### Objective
Wherever a line below holds the word "MASTER", copy that line.

Data items
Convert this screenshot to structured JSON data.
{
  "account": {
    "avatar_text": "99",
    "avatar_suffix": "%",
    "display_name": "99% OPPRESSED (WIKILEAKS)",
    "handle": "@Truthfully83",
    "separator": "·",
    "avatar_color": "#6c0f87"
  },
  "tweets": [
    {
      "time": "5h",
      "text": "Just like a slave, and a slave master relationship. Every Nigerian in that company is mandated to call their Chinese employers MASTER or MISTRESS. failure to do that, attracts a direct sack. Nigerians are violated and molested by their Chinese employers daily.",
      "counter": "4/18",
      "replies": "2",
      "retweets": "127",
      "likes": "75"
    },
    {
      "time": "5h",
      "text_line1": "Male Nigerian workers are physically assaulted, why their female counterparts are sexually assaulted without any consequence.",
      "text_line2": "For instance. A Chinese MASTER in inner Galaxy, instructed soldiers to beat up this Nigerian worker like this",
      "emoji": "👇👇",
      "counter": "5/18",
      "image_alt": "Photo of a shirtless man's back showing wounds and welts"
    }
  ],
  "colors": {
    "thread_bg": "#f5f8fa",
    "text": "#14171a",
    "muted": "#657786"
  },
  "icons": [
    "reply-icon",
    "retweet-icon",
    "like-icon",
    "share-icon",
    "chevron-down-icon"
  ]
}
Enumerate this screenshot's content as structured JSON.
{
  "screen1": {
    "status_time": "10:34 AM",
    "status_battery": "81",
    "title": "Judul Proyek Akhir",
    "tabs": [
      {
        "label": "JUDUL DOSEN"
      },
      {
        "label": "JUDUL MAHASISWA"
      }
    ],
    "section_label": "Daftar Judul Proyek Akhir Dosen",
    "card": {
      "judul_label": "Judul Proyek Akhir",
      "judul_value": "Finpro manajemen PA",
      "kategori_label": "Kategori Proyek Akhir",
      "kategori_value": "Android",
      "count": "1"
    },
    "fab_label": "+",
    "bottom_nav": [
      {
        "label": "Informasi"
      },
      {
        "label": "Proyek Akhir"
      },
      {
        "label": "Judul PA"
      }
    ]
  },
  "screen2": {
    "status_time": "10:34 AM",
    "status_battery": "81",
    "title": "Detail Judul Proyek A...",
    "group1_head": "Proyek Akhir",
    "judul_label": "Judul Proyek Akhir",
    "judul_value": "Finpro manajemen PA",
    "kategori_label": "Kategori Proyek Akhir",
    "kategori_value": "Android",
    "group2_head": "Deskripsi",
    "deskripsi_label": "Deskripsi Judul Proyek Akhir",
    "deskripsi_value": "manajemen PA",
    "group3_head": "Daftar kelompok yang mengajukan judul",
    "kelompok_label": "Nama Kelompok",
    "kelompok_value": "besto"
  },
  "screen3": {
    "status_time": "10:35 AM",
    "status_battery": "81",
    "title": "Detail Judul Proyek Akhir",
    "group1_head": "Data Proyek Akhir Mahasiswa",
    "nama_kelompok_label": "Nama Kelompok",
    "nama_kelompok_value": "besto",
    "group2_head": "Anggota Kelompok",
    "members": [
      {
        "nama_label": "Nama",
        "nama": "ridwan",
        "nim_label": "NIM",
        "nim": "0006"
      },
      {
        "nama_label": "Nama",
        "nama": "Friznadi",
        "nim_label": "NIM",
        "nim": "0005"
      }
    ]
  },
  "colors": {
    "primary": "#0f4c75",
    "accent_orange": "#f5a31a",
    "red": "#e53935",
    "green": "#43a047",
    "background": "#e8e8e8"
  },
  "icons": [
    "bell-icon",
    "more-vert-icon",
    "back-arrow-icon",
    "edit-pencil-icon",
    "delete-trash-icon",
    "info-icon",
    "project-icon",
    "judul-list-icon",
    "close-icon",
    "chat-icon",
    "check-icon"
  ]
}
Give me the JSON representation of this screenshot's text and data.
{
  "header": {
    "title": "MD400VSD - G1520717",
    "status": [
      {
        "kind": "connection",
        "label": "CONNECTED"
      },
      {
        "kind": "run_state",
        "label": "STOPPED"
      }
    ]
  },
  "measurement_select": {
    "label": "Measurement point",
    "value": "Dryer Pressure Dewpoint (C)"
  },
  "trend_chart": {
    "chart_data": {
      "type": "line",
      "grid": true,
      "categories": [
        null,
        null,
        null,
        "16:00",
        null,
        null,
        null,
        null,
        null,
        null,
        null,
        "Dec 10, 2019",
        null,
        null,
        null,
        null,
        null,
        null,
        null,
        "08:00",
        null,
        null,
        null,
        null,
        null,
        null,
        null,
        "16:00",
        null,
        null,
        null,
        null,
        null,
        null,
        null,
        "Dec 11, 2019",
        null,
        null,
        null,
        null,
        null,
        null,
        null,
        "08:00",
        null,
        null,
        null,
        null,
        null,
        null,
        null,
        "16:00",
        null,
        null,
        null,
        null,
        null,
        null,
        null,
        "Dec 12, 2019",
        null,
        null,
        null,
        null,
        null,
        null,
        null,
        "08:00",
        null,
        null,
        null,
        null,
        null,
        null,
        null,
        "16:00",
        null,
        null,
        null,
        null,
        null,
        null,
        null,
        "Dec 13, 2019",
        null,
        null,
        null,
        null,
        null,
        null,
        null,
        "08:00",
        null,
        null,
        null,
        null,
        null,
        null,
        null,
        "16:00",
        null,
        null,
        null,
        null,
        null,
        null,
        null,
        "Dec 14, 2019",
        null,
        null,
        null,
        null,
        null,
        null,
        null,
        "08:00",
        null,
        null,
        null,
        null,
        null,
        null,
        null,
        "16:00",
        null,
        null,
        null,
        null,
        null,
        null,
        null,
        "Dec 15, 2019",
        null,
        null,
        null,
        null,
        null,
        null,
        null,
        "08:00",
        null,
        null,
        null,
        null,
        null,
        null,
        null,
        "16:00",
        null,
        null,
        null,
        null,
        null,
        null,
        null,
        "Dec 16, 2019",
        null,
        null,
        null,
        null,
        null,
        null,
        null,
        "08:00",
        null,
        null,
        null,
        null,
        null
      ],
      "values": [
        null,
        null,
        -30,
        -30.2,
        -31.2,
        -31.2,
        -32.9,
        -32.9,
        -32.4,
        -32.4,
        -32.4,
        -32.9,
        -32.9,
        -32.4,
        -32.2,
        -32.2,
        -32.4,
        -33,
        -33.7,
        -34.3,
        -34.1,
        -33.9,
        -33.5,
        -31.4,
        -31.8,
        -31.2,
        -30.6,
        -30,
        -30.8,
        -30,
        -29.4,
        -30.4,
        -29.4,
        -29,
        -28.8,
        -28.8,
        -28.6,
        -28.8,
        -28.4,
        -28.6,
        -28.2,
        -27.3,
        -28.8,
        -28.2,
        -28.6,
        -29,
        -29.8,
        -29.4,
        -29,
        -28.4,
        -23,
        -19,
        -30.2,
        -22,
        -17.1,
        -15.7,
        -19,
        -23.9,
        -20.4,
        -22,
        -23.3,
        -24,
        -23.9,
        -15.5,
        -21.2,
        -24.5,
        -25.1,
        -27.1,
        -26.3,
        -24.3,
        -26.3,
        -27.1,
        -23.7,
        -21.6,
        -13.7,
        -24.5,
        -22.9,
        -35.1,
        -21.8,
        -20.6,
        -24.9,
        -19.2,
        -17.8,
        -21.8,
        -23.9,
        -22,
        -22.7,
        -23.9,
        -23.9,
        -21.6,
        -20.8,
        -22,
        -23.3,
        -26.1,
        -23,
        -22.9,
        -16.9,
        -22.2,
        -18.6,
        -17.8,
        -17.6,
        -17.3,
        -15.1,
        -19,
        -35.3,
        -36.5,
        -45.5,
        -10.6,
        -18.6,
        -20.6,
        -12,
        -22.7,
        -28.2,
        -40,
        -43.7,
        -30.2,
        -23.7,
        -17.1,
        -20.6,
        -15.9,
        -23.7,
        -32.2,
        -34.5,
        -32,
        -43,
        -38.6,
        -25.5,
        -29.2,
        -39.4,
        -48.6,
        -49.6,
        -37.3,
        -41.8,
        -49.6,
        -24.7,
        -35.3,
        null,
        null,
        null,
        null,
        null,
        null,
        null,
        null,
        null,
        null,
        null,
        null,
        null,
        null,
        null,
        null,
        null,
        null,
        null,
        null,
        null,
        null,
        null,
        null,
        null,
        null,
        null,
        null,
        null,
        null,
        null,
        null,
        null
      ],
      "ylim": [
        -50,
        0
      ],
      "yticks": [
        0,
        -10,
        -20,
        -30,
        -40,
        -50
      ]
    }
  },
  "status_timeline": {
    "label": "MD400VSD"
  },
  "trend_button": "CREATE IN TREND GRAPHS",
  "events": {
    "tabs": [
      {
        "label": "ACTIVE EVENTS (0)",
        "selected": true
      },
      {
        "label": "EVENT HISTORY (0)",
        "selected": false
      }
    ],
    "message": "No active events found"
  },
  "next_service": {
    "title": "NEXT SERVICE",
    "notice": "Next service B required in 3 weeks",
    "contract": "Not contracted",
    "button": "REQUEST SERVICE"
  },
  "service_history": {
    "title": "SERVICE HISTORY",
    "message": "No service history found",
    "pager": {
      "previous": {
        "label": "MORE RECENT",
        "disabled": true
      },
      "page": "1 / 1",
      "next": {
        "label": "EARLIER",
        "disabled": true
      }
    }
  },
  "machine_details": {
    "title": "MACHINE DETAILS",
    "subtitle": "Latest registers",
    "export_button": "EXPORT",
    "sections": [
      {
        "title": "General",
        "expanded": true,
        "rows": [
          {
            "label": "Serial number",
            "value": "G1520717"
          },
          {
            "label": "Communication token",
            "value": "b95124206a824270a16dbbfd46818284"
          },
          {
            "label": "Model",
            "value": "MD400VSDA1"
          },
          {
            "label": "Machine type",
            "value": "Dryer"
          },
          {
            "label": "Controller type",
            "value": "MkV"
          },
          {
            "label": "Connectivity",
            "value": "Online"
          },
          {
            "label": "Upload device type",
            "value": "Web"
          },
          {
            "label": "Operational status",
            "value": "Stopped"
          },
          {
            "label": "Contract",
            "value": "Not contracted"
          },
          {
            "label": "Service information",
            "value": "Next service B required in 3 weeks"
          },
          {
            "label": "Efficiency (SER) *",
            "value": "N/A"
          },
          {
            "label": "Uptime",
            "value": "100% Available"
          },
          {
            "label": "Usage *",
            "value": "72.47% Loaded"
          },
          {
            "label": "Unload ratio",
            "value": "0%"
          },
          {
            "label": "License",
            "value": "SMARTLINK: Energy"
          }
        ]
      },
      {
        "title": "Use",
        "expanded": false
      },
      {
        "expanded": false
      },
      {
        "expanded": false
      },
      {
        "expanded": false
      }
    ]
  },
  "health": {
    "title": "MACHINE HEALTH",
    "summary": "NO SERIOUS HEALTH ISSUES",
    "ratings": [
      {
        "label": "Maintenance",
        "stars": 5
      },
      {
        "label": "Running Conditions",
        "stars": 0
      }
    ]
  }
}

### Response to this task
      "text": "Just like a slave, and a slave master relationship. Every Nigerian in that company is mandated to call their Chinese employers MASTER or MISTRESS. failure to do that, attracts a direct sack. Nigerians are violated and molested by their Chinese employers daily.",
      "text_line2": "For instance. A Chinese MASTER in inner Galaxy, instructed soldiers to beat up this Nigerian worker like this",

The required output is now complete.